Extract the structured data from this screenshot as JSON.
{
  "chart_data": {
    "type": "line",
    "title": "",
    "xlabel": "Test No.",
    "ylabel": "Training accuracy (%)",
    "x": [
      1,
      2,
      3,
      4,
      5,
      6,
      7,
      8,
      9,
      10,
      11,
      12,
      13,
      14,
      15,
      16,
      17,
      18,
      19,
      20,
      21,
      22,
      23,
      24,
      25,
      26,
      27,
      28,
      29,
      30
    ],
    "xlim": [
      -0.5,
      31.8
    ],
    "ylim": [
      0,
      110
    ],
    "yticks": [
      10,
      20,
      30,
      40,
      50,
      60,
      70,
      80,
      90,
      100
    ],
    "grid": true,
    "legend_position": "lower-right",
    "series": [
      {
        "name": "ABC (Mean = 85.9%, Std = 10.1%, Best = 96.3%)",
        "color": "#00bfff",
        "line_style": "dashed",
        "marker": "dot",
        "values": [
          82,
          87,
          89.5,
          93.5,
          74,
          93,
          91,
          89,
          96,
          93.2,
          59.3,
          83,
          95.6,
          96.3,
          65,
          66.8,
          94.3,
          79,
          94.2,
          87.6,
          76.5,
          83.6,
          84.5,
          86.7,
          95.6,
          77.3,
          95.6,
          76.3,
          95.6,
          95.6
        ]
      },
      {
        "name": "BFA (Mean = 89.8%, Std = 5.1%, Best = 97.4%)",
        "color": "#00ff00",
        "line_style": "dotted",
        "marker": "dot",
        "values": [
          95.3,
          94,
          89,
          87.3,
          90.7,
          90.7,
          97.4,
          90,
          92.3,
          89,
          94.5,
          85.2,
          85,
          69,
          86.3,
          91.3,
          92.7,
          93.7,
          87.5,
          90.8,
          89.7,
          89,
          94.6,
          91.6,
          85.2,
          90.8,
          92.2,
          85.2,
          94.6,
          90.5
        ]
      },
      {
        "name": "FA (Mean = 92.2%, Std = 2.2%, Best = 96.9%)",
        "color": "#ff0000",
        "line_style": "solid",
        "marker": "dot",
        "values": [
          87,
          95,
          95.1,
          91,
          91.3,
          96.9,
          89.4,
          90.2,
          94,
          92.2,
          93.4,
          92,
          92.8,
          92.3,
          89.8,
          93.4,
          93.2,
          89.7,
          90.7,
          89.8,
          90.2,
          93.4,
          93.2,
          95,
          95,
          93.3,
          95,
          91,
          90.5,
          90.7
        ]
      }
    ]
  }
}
- - - - -
Problem to work on
Gather each line in the entries above where the string "Best" is found.

Response below
        "name": "ABC (Mean = 85.9%, Std = 10.1%, Best = 96.3%)",
        "name": "BFA (Mean = 89.8%, Std = 5.1%, Best = 97.4%)",
        "name": "FA (Mean = 92.2%, Std = 2.2%, Best = 96.9%)",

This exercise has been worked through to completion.